§ DO THIS:
Look for "täyttymys" in the listing below. Gather each line that contains it.

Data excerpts
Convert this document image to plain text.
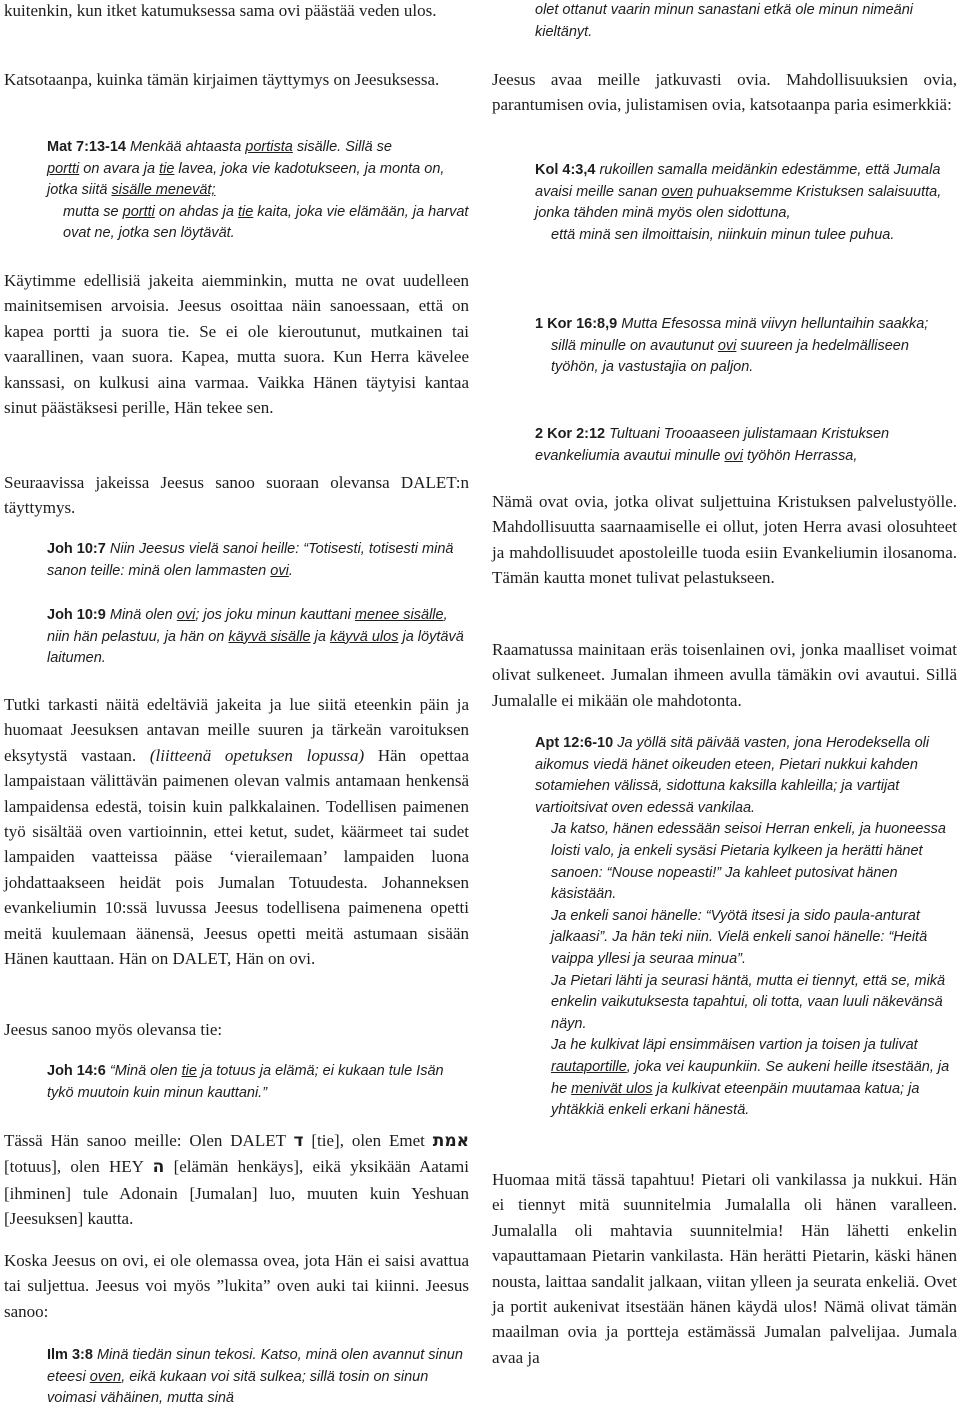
kuitenkin, kun itket katumuksessa sama ovi päästää veden ulos.

Katsotaanpa, kuinka tämän kirjaimen täyttymys on Jeesuksessa.

Mat 7:13-14 Menkää ahtaasta portista sisälle. Sillä se
portti on avara ja tie lavea, joka vie kadotukseen, ja monta on, jotka siitä sisälle menevät;
mutta se portti on ahdas ja tie kaita, joka vie elämään, ja harvat ovat ne, jotka sen löytävät.

Käytimme edellisiä jakeita aiemminkin, mutta ne ovat uudelleen mainitsemisen arvoisia. Jeesus osoittaa näin sanoessaan, että on kapea portti ja suora tie. Se ei ole kieroutunut, mutkainen tai vaarallinen, vaan suora. Kapea, mutta suora. Kun Herra kävelee kanssasi, on kulkusi aina varmaa. Vaikka Hänen täytyisi kantaa sinut päästäksesi perille, Hän tekee sen.

Seuraavissa jakeissa Jeesus sanoo suoraan olevansa DALET:n täyttymys.

Joh 10:7 Niin Jeesus vielä sanoi heille: “Totisesti, totisesti minä sanon teille: minä olen lammasten ovi.
Joh 10:9 Minä olen ovi; jos joku minun kauttani menee sisälle, niin hän pelastuu, ja hän on käyvä sisälle ja käyvä ulos ja löytävä laitumen.

Tutki tarkasti näitä edeltäviä jakeita ja lue siitä eteenkin päin ja huomaat Jeesuksen antavan meille suuren ja tärkeän varoituksen eksytystä vastaan. (liitteenä opetuksen lopussa) Hän opettaa lampaistaan välittävän paimenen olevan valmis antamaan henkensä lampaidensa edestä, toisin kuin palkkalainen. Todellisen paimenen työ sisältää oven vartioinnin, ettei ketut, sudet, käärmeet tai sudet lampaiden vaatteissa pääse ‘vierailemaan’ lampaiden luona johdattaakseen heidät pois Jumalan Totuudesta. Johanneksen evankeliumin 10:ssä luvussa Jeesus todellisena paimenena opetti meitä kuulemaan äänensä, Jeesus opetti meitä astumaan sisään Hänen kauttaan. Hän on DALET, Hän on ovi.

Jeesus sanoo myös olevansa tie:

Joh 14:6 “Minä olen tie ja totuus ja elämä; ei kukaan tule Isän tykö muutoin kuin minun kauttani.”

Tässä Hän sanoo meille: Olen DALET ד [tie], olen Emet אמת [totuus], olen HEY ה [elämän henkäys], eikä yksikään Aatami [ihminen] tule Adonain [Jumalan] luo, muuten kuin Yeshuan [Jeesuksen] kautta.

Koska Jeesus on ovi, ei ole olemassa ovea, jota Hän ei saisi avattua tai suljettua. Jeesus voi myös ”lukita” oven auki tai kiinni. Jeesus sanoo:

Ilm 3:8 Minä tiedän sinun tekosi. Katso, minä olen avannut sinun eteesi oven, eikä kukaan voi sitä sulkea; sillä tosin on sinun voimasi vähäinen, mutta sinä
olet ottanut vaarin minun sanastani etkä ole minun nimeäni kieltänyt.

Jeesus avaa meille jatkuvasti ovia. Mahdollisuuksien ovia, parantumisen ovia, julistamisen ovia, katsotaanpa paria esimerkkiä:

Kol 4:3,4 rukoillen samalla meidänkin edestämme, että Jumala avaisi meille sanan oven puhuaksemme Kristuksen salaisuutta, jonka tähden minä myös olen sidottuna,
että minä sen ilmoittaisin, niinkuin minun tulee puhua.
1 Kor 16:8,9 Mutta Efesossa minä viivyn helluntaihin saakka;
sillä minulle on avautunut ovi suureen ja hedelmälliseen työhön, ja vastustajia on paljon.
2 Kor 2:12 Tultuani Trooaaseen julistamaan Kristuksen evankeliumia avautui minulle ovi työhön Herrassa,

Nämä ovat ovia, jotka olivat suljettuina Kristuksen palvelustyölle. Mahdollisuutta saarnaamiselle ei ollut, joten Herra avasi olosuhteet ja mahdollisuudet apostoleille tuoda esiin Evankeliumin ilosanoma. Tämän kautta monet tulivat pelastukseen.

Raamatussa mainitaan eräs toisenlainen ovi, jonka maalliset voimat olivat sulkeneet. Jumalan ihmeen avulla tämäkin ovi avautui. Sillä Jumalalle ei mikään ole mahdotonta.

Apt 12:6-10 Ja yöllä sitä päivää vasten, jona Herodeksella oli aikomus viedä hänet oikeuden eteen, Pietari nukkui kahden sotamiehen välissä, sidottuna kaksilla kahleilla; ja vartijat vartioitsivat oven edessä vankilaa.
Ja katso, hänen edessään seisoi Herran enkeli, ja huoneessa loisti valo, ja enkeli sysäsi Pietaria kylkeen ja herätti hänet sanoen: “Nouse nopeasti!” Ja kahleet putosivat hänen käsistään.
Ja enkeli sanoi hänelle: “Vyötä itsesi ja sido paula-anturat jalkaasi”. Ja hän teki niin. Vielä enkeli sanoi hänelle: “Heitä vaippa yllesi ja seuraa minua”.
Ja Pietari lähti ja seurasi häntä, mutta ei tiennyt, että se, mikä enkelin vaikutuksesta tapahtui, oli totta, vaan luuli näkevänsä näyn.
Ja he kulkivat läpi ensimmäisen vartion ja toisen ja tulivat rautaportille, joka vei kaupunkiin. Se aukeni heille itsestään, ja he menivät ulos ja kulkivat eteenpäin muutamaa katua; ja yhtäkkiä enkeli erkani hänestä.

Huomaa mitä tässä tapahtuu! Pietari oli vankilassa ja nukkui. Hän ei tiennyt mitä suunnitelmia Jumalalla oli hänen varalleen. Jumalalla oli mahtavia suunnitelmia! Hän lähetti enkelin vapauttamaan Pietarin vankilasta. Hän herätti Pietarin, käski hänen nousta, laittaa sandalit jalkaan, viitan ylleen ja seurata enkeliä. Ovet ja portit aukenivat itsestään hänen käydä ulos! Nämä olivat tämän maailman ovia ja portteja estämässä Jumalan palvelijaa. Jumala avaa ja
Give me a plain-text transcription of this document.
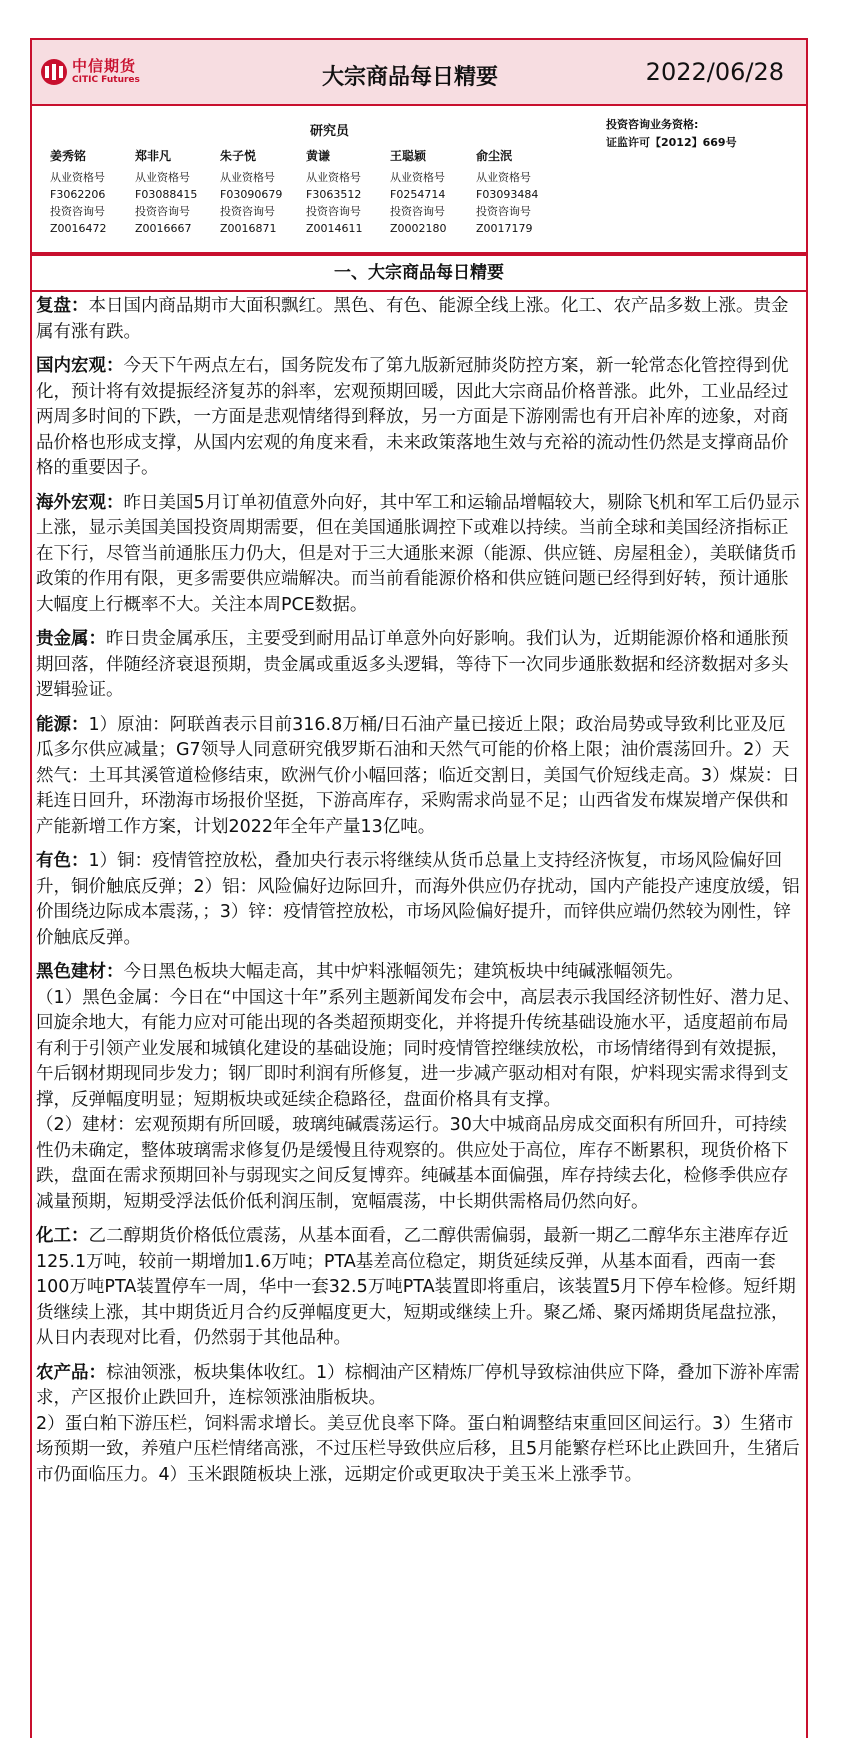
中信期货
CITIC Futures	大宗商品每日精要	2022/06/28
研究员	投资咨询业务资格:
证监许可【2012】669号
姜秀铭
从业资格号
F3062206
投资咨询号
Z0016472
郑非凡
从业资格号
F03088415
投资咨询号
Z0016667
朱子悦
从业资格号
F03090679
投资咨询号
Z0016871
黄谦
从业资格号
F3063512
投资咨询号
Z0014611
王聪颖
从业资格号
F0254714
投资咨询号
Z0002180
俞尘泯
从业资格号
F03093484
投资咨询号
Z0017179
一、大宗商品每日精要

复盘：本日国内商品期市大面积飘红。黑色、有色、能源全线上涨。化工、农产品多数上涨。贵金属有涨有跌。

国内宏观：今天下午两点左右，国务院发布了第九版新冠肺炎防控方案，新一轮常态化管控得到优化，预计将有效提振经济复苏的斜率，宏观预期回暖，因此大宗商品价格普涨。此外，工业品经过两周多时间的下跌，一方面是悲观情绪得到释放，另一方面是下游刚需也有开启补库的迹象，对商品价格也形成支撑，从国内宏观的角度来看，未来政策落地生效与充裕的流动性仍然是支撑商品价格的重要因子。

海外宏观：昨日美国5月订单初值意外向好，其中军工和运输品增幅较大，剔除飞机和军工后仍显示上涨，显示美国美国投资周期需要，但在美国通胀调控下或难以持续。当前全球和美国经济指标正在下行，尽管当前通胀压力仍大，但是对于三大通胀来源（能源、供应链、房屋租金），美联储货币政策的作用有限，更多需要供应端解决。而当前看能源价格和供应链问题已经得到好转，预计通胀大幅度上行概率不大。关注本周PCE数据。

贵金属：昨日贵金属承压，主要受到耐用品订单意外向好影响。我们认为，近期能源价格和通胀预期回落，伴随经济衰退预期，贵金属或重返多头逻辑，等待下一次同步通胀数据和经济数据对多头逻辑验证。

能源：1）原油：阿联酋表示目前316.8万桶/日石油产量已接近上限；政治局势或导致利比亚及厄瓜多尔供应减量；G7领导人同意研究俄罗斯石油和天然气可能的价格上限；油价震荡回升。2）天然气：土耳其溪管道检修结束，欧洲气价小幅回落；临近交割日，美国气价短线走高。3）煤炭：日耗连日回升，环渤海市场报价坚挺，下游高库存，采购需求尚显不足；山西省发布煤炭增产保供和产能新增工作方案，计划2022年全年产量13亿吨。

有色：1）铜：疫情管控放松，叠加央行表示将继续从货币总量上支持经济恢复，市场风险偏好回升，铜价触底反弹；2）铝：风险偏好边际回升，而海外供应仍存扰动，国内产能投产速度放缓，铝价围绕边际成本震荡，；3）锌：疫情管控放松，市场风险偏好提升，而锌供应端仍然较为刚性，锌价触底反弹。

黑色建材：今日黑色板块大幅走高，其中炉料涨幅领先；建筑板块中纯碱涨幅领先。

（1）黑色金属：今日在“中国这十年”系列主题新闻发布会中，高层表示我国经济韧性好、潜力足、回旋余地大，有能力应对可能出现的各类超预期变化，并将提升传统基础设施水平，适度超前布局有利于引领产业发展和城镇化建设的基础设施；同时疫情管控继续放松，市场情绪得到有效提振，午后钢材期现同步发力；钢厂即时利润有所修复，进一步减产驱动相对有限，炉料现实需求得到支撑，反弹幅度明显；短期板块或延续企稳路径，盘面价格具有支撑。

（2）建材：宏观预期有所回暖，玻璃纯碱震荡运行。30大中城商品房成交面积有所回升，可持续性仍未确定，整体玻璃需求修复仍是缓慢且待观察的。供应处于高位，库存不断累积，现货价格下跌，盘面在需求预期回补与弱现实之间反复博弈。纯碱基本面偏强，库存持续去化，检修季供应存减量预期，短期受浮法低价低利润压制，宽幅震荡，中长期供需格局仍然向好。

化工：乙二醇期货价格低位震荡，从基本面看，乙二醇供需偏弱，最新一期乙二醇华东主港库存近125.1万吨，较前一期增加1.6万吨；PTA基差高位稳定，期货延续反弹，从基本面看，西南一套100万吨PTA装置停车一周，华中一套32.5万吨PTA装置即将重启，该装置5月下停车检修。短纤期货继续上涨，其中期货近月合约反弹幅度更大，短期或继续上升。聚乙烯、聚丙烯期货尾盘拉涨，从日内表现对比看，仍然弱于其他品种。

农产品：棕油领涨，板块集体收红。1）棕榈油产区精炼厂停机导致棕油供应下降，叠加下游补库需求，产区报价止跌回升，连棕领涨油脂板块。

2）蛋白粕下游压栏，饲料需求增长。美豆优良率下降。蛋白粕调整结束重回区间运行。3）生猪市场预期一致，养殖户压栏情绪高涨，不过压栏导致供应后移，且5月能繁存栏环比止跌回升，生猪后市仍面临压力。4）玉米跟随板块上涨，远期定价或更取决于美玉米上涨季节。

§ RESULT OF THIS TASK:
Katsotaanpa, kuinka tämän kirjaimen täyttymys on Jeesuksessa.
Seuraavissa jakeissa Jeesus sanoo suoraan olevansa DALET:n täyttymys.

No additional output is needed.